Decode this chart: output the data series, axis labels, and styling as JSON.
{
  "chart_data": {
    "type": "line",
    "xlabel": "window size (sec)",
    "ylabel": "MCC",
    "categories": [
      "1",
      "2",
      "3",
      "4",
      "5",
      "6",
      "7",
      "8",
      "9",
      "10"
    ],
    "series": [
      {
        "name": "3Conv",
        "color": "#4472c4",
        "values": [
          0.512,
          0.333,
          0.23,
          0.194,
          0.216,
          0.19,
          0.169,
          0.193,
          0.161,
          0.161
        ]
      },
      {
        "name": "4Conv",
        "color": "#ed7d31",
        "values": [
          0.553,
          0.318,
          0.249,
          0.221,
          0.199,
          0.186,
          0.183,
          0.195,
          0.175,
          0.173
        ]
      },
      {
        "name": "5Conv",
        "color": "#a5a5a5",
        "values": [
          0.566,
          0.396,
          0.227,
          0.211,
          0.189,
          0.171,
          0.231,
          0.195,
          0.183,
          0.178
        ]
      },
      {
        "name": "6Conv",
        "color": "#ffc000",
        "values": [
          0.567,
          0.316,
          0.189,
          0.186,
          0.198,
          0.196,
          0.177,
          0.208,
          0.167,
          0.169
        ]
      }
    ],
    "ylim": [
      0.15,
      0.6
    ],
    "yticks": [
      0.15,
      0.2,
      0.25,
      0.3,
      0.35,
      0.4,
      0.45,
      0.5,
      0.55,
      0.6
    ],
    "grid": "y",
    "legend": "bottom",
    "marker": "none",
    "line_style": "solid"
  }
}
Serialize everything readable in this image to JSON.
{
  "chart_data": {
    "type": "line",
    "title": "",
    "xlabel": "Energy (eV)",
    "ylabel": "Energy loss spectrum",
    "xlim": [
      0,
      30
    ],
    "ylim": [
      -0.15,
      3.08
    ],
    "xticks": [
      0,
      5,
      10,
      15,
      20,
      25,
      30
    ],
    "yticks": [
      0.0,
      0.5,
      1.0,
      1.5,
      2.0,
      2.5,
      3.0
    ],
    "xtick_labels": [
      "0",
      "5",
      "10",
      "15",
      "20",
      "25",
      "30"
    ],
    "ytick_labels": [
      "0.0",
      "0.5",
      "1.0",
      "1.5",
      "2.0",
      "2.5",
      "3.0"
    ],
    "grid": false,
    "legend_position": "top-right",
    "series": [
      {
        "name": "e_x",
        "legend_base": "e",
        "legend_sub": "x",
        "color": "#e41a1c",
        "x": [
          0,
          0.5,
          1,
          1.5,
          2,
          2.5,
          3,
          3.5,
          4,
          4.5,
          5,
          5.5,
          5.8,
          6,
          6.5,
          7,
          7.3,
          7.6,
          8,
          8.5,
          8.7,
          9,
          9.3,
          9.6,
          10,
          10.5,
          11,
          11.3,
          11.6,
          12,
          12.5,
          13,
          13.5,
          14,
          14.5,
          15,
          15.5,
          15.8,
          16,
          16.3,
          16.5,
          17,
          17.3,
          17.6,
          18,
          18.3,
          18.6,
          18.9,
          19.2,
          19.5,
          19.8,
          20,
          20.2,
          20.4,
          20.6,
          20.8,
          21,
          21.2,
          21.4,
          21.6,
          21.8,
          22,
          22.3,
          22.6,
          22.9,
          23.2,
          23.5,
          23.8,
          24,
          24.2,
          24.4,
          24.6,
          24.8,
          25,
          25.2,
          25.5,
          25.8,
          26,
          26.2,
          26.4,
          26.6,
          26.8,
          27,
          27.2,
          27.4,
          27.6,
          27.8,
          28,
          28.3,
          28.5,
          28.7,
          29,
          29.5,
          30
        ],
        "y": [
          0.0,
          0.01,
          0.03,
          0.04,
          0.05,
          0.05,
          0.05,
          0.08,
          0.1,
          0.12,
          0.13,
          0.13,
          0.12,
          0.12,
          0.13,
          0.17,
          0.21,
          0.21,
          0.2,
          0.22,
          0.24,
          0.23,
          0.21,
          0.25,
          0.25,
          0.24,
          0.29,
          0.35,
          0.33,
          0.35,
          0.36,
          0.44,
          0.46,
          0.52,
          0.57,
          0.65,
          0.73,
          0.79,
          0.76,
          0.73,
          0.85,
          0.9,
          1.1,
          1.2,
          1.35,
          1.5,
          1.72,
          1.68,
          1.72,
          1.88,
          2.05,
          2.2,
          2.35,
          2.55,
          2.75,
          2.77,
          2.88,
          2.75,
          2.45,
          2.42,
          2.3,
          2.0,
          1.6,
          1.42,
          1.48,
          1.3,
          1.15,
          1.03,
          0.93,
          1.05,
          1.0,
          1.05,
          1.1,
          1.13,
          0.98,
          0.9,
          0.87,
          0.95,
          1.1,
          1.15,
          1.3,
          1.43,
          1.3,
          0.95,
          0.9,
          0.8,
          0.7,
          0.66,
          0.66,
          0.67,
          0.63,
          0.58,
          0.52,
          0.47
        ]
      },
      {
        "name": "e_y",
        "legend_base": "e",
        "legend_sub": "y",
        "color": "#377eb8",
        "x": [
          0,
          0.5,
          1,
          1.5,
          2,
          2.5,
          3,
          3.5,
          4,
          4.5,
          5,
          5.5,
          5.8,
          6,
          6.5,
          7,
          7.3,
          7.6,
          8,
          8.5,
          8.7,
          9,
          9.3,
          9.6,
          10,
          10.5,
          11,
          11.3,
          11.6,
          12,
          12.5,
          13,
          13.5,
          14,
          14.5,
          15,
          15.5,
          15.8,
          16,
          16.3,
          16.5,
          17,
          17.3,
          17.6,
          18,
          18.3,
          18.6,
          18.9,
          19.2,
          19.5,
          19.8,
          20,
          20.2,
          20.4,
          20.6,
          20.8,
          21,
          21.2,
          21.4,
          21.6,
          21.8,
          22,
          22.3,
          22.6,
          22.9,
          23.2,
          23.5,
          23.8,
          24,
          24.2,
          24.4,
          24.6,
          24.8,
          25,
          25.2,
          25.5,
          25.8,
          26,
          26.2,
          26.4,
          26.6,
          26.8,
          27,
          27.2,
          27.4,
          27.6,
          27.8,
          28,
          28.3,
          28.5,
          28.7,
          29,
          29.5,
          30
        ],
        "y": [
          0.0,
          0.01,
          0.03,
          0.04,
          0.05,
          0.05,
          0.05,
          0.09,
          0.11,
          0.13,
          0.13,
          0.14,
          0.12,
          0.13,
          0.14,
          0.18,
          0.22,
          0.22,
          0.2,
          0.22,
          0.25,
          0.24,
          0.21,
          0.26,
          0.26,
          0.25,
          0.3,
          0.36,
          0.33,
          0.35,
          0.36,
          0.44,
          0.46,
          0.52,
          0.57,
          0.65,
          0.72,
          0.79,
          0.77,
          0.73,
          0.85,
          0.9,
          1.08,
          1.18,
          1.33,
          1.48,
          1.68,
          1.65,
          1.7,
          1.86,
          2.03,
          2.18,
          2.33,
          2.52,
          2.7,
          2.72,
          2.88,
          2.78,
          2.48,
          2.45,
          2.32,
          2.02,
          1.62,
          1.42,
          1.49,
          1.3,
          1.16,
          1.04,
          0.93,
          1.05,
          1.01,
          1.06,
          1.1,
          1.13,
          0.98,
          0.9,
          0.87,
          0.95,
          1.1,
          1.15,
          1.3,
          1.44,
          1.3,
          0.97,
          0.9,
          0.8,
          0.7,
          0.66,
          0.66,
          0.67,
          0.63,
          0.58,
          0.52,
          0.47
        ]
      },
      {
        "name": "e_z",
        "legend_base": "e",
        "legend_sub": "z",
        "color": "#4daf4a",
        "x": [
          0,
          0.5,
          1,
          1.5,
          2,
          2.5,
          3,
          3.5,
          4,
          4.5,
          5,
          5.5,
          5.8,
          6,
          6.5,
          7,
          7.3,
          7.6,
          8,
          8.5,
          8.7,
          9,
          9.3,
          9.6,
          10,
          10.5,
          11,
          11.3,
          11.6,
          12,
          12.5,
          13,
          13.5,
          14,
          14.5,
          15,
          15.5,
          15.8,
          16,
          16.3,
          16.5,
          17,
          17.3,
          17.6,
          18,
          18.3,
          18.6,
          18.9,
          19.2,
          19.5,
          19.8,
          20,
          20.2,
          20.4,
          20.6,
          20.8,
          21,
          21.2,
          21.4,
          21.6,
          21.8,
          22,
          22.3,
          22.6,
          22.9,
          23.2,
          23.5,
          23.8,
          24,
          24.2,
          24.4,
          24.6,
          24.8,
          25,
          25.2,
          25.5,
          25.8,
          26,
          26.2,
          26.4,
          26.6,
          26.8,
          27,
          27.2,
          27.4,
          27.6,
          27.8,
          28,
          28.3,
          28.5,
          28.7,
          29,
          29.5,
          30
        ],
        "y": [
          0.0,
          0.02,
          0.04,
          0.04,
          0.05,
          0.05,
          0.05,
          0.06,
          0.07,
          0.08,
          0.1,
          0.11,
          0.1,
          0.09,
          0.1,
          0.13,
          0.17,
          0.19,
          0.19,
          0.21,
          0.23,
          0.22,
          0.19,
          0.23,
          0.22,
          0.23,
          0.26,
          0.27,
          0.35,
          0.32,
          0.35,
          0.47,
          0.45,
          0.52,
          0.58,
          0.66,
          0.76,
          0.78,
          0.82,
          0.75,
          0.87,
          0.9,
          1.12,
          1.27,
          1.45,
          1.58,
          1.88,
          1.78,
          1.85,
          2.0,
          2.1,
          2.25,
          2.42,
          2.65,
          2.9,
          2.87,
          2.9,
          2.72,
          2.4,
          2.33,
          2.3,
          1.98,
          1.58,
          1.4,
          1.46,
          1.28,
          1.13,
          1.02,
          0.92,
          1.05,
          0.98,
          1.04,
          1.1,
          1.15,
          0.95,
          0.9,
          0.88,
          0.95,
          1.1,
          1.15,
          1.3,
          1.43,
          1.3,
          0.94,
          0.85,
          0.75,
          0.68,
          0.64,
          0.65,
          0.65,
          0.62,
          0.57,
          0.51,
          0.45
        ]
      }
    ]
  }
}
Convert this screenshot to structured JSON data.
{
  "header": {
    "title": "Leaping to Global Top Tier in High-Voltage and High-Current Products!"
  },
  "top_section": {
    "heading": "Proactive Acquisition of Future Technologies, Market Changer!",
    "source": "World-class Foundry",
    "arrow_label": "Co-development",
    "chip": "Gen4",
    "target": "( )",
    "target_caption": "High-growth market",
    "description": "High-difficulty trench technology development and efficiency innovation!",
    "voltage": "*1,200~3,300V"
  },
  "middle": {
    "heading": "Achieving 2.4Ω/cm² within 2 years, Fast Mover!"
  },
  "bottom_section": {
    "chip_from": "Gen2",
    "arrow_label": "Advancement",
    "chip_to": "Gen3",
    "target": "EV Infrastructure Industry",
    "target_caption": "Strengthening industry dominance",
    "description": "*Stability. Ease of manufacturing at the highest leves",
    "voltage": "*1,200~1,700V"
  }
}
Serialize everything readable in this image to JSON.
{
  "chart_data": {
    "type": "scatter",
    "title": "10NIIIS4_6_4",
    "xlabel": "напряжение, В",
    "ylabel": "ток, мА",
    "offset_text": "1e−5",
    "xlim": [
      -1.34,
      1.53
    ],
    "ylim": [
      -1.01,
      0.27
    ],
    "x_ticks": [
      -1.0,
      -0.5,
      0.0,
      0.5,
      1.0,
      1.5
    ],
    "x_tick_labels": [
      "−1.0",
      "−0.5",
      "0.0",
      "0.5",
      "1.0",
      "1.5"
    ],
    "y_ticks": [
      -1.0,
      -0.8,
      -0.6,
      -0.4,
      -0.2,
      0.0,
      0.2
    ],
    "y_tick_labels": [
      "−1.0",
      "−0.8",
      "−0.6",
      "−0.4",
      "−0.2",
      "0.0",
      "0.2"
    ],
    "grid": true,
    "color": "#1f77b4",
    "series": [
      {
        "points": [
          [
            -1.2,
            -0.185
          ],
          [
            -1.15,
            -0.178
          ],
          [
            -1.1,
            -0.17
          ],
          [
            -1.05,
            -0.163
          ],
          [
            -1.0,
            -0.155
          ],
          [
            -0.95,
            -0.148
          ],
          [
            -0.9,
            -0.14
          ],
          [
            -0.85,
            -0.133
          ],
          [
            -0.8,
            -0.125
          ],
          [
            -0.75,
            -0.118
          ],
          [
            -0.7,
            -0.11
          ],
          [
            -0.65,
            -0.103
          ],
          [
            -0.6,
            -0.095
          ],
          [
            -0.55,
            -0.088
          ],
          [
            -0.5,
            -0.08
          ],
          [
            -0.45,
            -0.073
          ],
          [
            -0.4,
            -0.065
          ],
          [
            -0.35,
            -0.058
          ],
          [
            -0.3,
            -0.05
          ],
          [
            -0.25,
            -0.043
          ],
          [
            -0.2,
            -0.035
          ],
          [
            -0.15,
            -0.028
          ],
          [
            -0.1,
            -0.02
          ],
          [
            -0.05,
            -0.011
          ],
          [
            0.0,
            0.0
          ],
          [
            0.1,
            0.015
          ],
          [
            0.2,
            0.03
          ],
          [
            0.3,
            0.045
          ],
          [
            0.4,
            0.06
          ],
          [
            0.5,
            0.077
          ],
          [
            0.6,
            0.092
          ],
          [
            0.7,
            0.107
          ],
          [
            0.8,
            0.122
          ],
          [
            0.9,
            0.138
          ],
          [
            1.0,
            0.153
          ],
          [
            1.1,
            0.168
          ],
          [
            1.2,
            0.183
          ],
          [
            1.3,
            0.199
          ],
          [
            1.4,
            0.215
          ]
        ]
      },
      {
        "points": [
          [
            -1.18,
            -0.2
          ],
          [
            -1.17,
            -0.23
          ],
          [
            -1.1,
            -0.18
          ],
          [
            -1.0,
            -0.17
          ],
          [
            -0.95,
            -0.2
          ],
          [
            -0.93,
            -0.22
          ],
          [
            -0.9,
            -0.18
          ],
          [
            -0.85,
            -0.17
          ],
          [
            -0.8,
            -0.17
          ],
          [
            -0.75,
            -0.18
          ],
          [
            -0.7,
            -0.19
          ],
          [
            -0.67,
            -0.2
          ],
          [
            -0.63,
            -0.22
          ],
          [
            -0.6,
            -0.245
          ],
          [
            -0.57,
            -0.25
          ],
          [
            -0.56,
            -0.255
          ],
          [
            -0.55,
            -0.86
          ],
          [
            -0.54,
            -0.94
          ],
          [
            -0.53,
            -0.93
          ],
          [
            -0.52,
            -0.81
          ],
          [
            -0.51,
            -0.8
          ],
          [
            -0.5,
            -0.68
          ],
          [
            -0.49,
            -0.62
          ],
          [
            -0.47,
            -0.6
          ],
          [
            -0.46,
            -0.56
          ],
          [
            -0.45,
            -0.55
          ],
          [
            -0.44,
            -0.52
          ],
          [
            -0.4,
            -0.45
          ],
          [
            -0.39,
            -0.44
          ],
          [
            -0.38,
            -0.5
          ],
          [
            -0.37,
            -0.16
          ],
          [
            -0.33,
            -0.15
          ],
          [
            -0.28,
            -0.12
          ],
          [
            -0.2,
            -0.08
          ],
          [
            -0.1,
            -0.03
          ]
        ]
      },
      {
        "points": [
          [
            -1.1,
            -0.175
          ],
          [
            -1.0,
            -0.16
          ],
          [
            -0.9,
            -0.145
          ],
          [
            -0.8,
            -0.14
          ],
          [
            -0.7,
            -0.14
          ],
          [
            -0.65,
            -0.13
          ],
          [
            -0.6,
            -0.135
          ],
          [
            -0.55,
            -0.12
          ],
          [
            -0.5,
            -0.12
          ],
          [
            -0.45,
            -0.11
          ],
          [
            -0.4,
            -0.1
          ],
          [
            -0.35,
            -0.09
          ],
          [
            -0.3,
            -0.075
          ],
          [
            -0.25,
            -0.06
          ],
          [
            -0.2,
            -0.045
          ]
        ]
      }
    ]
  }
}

** What is needed **
Where a line of the material above holds the string "xlabel", copy that line.

** Completed task **
    "xlabel": "window size (sec)",
    "xlabel": "Energy (eV)",
    "xlabel": "напряжение, В",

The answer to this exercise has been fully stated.